= What is expected =
Find the lines holding "Ycurltime" and copy them.
===== Record excerpts
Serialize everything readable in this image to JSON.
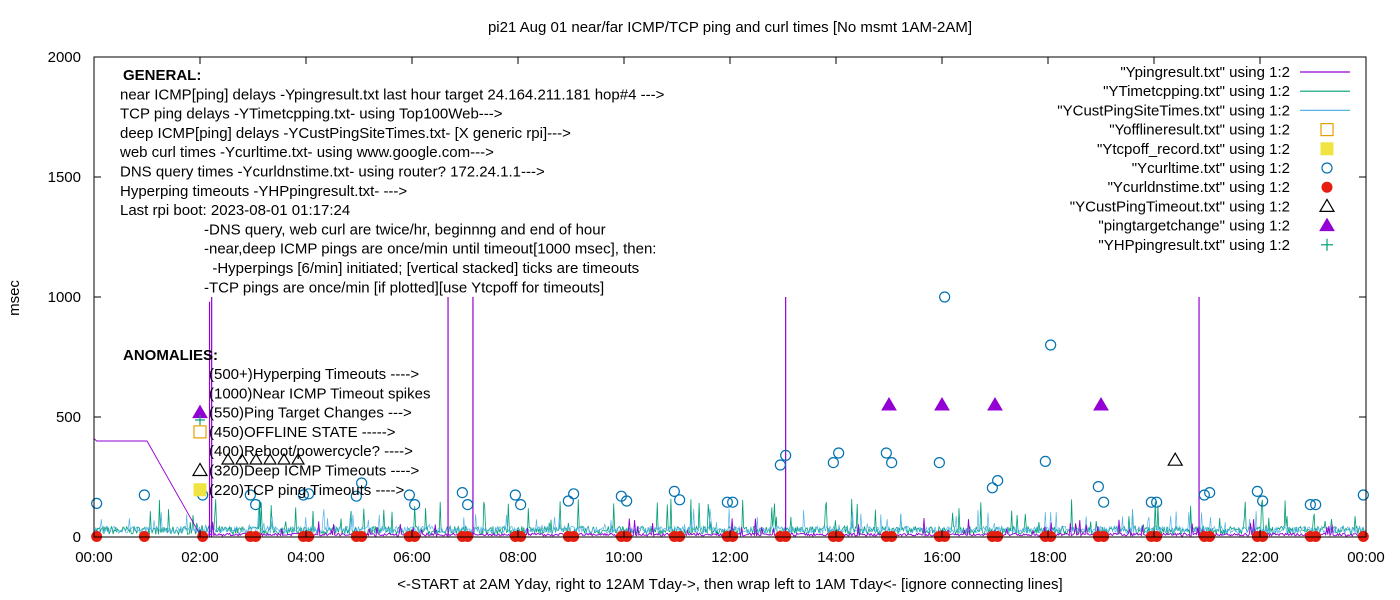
{
  "chart_data": {
    "type": "line",
    "title": "pi21 Aug 01  near/far ICMP/TCP ping and curl times [No msmt 1AM-2AM]",
    "xlabel": "<-START at 2AM Yday, right to 12AM Tday->, then wrap left to 1AM Tday<- [ignore connecting lines]",
    "ylabel": "msec",
    "xlim": [
      0,
      24
    ],
    "ylim": [
      0,
      2000
    ],
    "x_ticks": [
      {
        "v": 0,
        "label": "00:00"
      },
      {
        "v": 2,
        "label": "02:00"
      },
      {
        "v": 4,
        "label": "04:00"
      },
      {
        "v": 6,
        "label": "06:00"
      },
      {
        "v": 8,
        "label": "08:00"
      },
      {
        "v": 10,
        "label": "10:00"
      },
      {
        "v": 12,
        "label": "12:00"
      },
      {
        "v": 14,
        "label": "14:00"
      },
      {
        "v": 16,
        "label": "16:00"
      },
      {
        "v": 18,
        "label": "18:00"
      },
      {
        "v": 20,
        "label": "20:00"
      },
      {
        "v": 22,
        "label": "22:00"
      },
      {
        "v": 24,
        "label": "00:00"
      }
    ],
    "y_ticks": [
      {
        "v": 0,
        "label": "0"
      },
      {
        "v": 500,
        "label": "500"
      },
      {
        "v": 1000,
        "label": "1000"
      },
      {
        "v": 1500,
        "label": "1500"
      },
      {
        "v": 2000,
        "label": "2000"
      }
    ],
    "grid": false,
    "legend_position": "top-right",
    "notes_general": [
      {
        "text": "GENERAL:",
        "bold": true,
        "indent": 0
      },
      {
        "text": "near ICMP[ping] delays -Ypingresult.txt last hour target 24.164.211.181 hop#4 --->",
        "bold": false,
        "indent": 0
      },
      {
        "text": "TCP ping delays -YTimetcpping.txt- using Top100Web--->",
        "bold": false,
        "indent": 0
      },
      {
        "text": "deep ICMP[ping] delays -YCustPingSiteTimes.txt- [X generic rpi]--->",
        "bold": false,
        "indent": 0
      },
      {
        "text": "web curl times -Ycurltime.txt- using www.google.com--->",
        "bold": false,
        "indent": 0
      },
      {
        "text": "DNS query times -Ycurldnstime.txt- using router? 172.24.1.1--->",
        "bold": false,
        "indent": 0
      },
      {
        "text": "Hyperping timeouts -YHPpingresult.txt- --->",
        "bold": false,
        "indent": 0
      },
      {
        "text": "Last rpi boot: 2023-08-01 01:17:24",
        "bold": false,
        "indent": 0
      },
      {
        "text": "-DNS query, web curl are twice/hr, beginnng and end of hour",
        "bold": false,
        "indent": 1
      },
      {
        "text": "-near,deep ICMP pings are once/min until timeout[1000 msec], then:",
        "bold": false,
        "indent": 1
      },
      {
        "text": "  -Hyperpings [6/min] initiated; [vertical stacked] ticks are timeouts",
        "bold": false,
        "indent": 1
      },
      {
        "text": "-TCP pings are once/min [if plotted][use Ytcpoff for timeouts]",
        "bold": false,
        "indent": 1
      }
    ],
    "anomalies_title": "ANOMALIES:",
    "anomalies": [
      {
        "text": "(500+)Hyperping Timeouts ---->",
        "marker": "none"
      },
      {
        "text": "(1000)Near ICMP Timeout spikes",
        "marker": "none"
      },
      {
        "text": "(550)Ping Target Changes --->",
        "marker": "triangle-filled"
      },
      {
        "text": "(450)OFFLINE STATE ----->",
        "marker": "square-open"
      },
      {
        "text": "(400)Reboot/powercycle? ---->",
        "marker": "none"
      },
      {
        "text": "(320)Deep ICMP Timeouts ---->",
        "marker": "triangle-open"
      },
      {
        "text": "(220)TCP ping Timeouts ---->",
        "marker": "square-filled"
      }
    ],
    "series": [
      {
        "name": "\"Ypingresult.txt\" using 1:2",
        "style": "line",
        "color": "#9400d3"
      },
      {
        "name": "\"YTimetcpping.txt\" using 1:2",
        "style": "line",
        "color": "#009e73"
      },
      {
        "name": "\"YCustPingSiteTimes.txt\" using 1:2",
        "style": "line",
        "color": "#56b4e9"
      },
      {
        "name": "\"Yofflineresult.txt\" using 1:2",
        "style": "square-open",
        "color": "#e69f00"
      },
      {
        "name": "\"Ytcpoff_record.txt\" using 1:2",
        "style": "square-filled",
        "color": "#f0e442"
      },
      {
        "name": "\"Ycurltime.txt\" using 1:2",
        "style": "circle-open",
        "color": "#0072b2"
      },
      {
        "name": "\"Ycurldnstime.txt\" using 1:2",
        "style": "circle-filled",
        "color": "#e51e10"
      },
      {
        "name": "\"YCustPingTimeout.txt\" using 1:2",
        "style": "triangle-open",
        "color": "#000000"
      },
      {
        "name": "\"pingtargetchange\" using 1:2",
        "style": "triangle-filled",
        "color": "#9400d3"
      },
      {
        "name": "\"YHPpingresult.txt\" using 1:2",
        "style": "plus",
        "color": "#009e73"
      }
    ],
    "ping_spikes": [
      {
        "x": 2.18,
        "y": 980
      },
      {
        "x": 2.22,
        "y": 1000
      },
      {
        "x": 6.68,
        "y": 1000
      },
      {
        "x": 7.15,
        "y": 1000
      },
      {
        "x": 13.05,
        "y": 1000
      },
      {
        "x": 20.85,
        "y": 1000
      }
    ],
    "ping_reboot_segment": [
      [
        0,
        410
      ],
      [
        0.05,
        400
      ],
      [
        1.0,
        400
      ],
      [
        2.0,
        10
      ]
    ],
    "curl_times": [
      {
        "x": 0.05,
        "y": 140
      },
      {
        "x": 0.95,
        "y": 175
      },
      {
        "x": 2.05,
        "y": 175
      },
      {
        "x": 2.95,
        "y": 175
      },
      {
        "x": 3.05,
        "y": 135
      },
      {
        "x": 3.95,
        "y": 175
      },
      {
        "x": 4.05,
        "y": 180
      },
      {
        "x": 4.95,
        "y": 170
      },
      {
        "x": 5.05,
        "y": 225
      },
      {
        "x": 5.95,
        "y": 175
      },
      {
        "x": 6.05,
        "y": 135
      },
      {
        "x": 6.95,
        "y": 185
      },
      {
        "x": 7.05,
        "y": 135
      },
      {
        "x": 7.95,
        "y": 175
      },
      {
        "x": 8.05,
        "y": 135
      },
      {
        "x": 8.95,
        "y": 150
      },
      {
        "x": 9.05,
        "y": 180
      },
      {
        "x": 9.95,
        "y": 170
      },
      {
        "x": 10.05,
        "y": 150
      },
      {
        "x": 10.95,
        "y": 190
      },
      {
        "x": 11.05,
        "y": 155
      },
      {
        "x": 11.95,
        "y": 145
      },
      {
        "x": 12.05,
        "y": 145
      },
      {
        "x": 12.95,
        "y": 300
      },
      {
        "x": 13.05,
        "y": 340
      },
      {
        "x": 13.95,
        "y": 310
      },
      {
        "x": 14.05,
        "y": 350
      },
      {
        "x": 14.95,
        "y": 350
      },
      {
        "x": 15.05,
        "y": 310
      },
      {
        "x": 15.95,
        "y": 310
      },
      {
        "x": 16.05,
        "y": 1000
      },
      {
        "x": 16.95,
        "y": 205
      },
      {
        "x": 17.05,
        "y": 235
      },
      {
        "x": 17.95,
        "y": 315
      },
      {
        "x": 18.05,
        "y": 800
      },
      {
        "x": 18.95,
        "y": 210
      },
      {
        "x": 19.05,
        "y": 145
      },
      {
        "x": 19.95,
        "y": 145
      },
      {
        "x": 20.05,
        "y": 145
      },
      {
        "x": 20.95,
        "y": 175
      },
      {
        "x": 21.05,
        "y": 185
      },
      {
        "x": 21.95,
        "y": 190
      },
      {
        "x": 22.05,
        "y": 150
      },
      {
        "x": 22.95,
        "y": 135
      },
      {
        "x": 23.05,
        "y": 135
      },
      {
        "x": 23.95,
        "y": 175
      }
    ],
    "dns_times": [
      {
        "x": 0.05,
        "y": 2
      },
      {
        "x": 0.95,
        "y": 2
      },
      {
        "x": 2.05,
        "y": 2
      },
      {
        "x": 2.95,
        "y": 2
      },
      {
        "x": 3.05,
        "y": 2
      },
      {
        "x": 3.95,
        "y": 2
      },
      {
        "x": 4.05,
        "y": 2
      },
      {
        "x": 4.95,
        "y": 2
      },
      {
        "x": 5.05,
        "y": 2
      },
      {
        "x": 5.95,
        "y": 2
      },
      {
        "x": 6.05,
        "y": 2
      },
      {
        "x": 6.95,
        "y": 2
      },
      {
        "x": 7.05,
        "y": 2
      },
      {
        "x": 7.95,
        "y": 2
      },
      {
        "x": 8.05,
        "y": 2
      },
      {
        "x": 8.95,
        "y": 2
      },
      {
        "x": 9.05,
        "y": 2
      },
      {
        "x": 9.95,
        "y": 2
      },
      {
        "x": 10.05,
        "y": 2
      },
      {
        "x": 10.95,
        "y": 2
      },
      {
        "x": 11.05,
        "y": 2
      },
      {
        "x": 11.95,
        "y": 2
      },
      {
        "x": 12.05,
        "y": 2
      },
      {
        "x": 12.95,
        "y": 2
      },
      {
        "x": 13.05,
        "y": 2
      },
      {
        "x": 13.95,
        "y": 2
      },
      {
        "x": 14.05,
        "y": 2
      },
      {
        "x": 14.95,
        "y": 2
      },
      {
        "x": 15.05,
        "y": 2
      },
      {
        "x": 15.95,
        "y": 2
      },
      {
        "x": 16.05,
        "y": 2
      },
      {
        "x": 16.95,
        "y": 2
      },
      {
        "x": 17.05,
        "y": 2
      },
      {
        "x": 17.95,
        "y": 2
      },
      {
        "x": 18.05,
        "y": 2
      },
      {
        "x": 18.95,
        "y": 2
      },
      {
        "x": 19.05,
        "y": 2
      },
      {
        "x": 19.95,
        "y": 2
      },
      {
        "x": 20.05,
        "y": 2
      },
      {
        "x": 20.95,
        "y": 2
      },
      {
        "x": 21.05,
        "y": 2
      },
      {
        "x": 21.95,
        "y": 2
      },
      {
        "x": 22.05,
        "y": 2
      },
      {
        "x": 22.95,
        "y": 2
      },
      {
        "x": 23.05,
        "y": 2
      },
      {
        "x": 23.95,
        "y": 2
      }
    ],
    "ping_target_changes": [
      {
        "x": 15.0,
        "y": 550
      },
      {
        "x": 16.0,
        "y": 550
      },
      {
        "x": 17.0,
        "y": 550
      },
      {
        "x": 19.0,
        "y": 550
      }
    ],
    "cust_ping_timeouts": [
      {
        "x": 20.4,
        "y": 320
      }
    ]
  }
}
==========
= Task result =
        "text": "web curl times -Ycurltime.txt- using www.google.com--->",
        "name": "\"Ycurltime.txt\" using 1:2",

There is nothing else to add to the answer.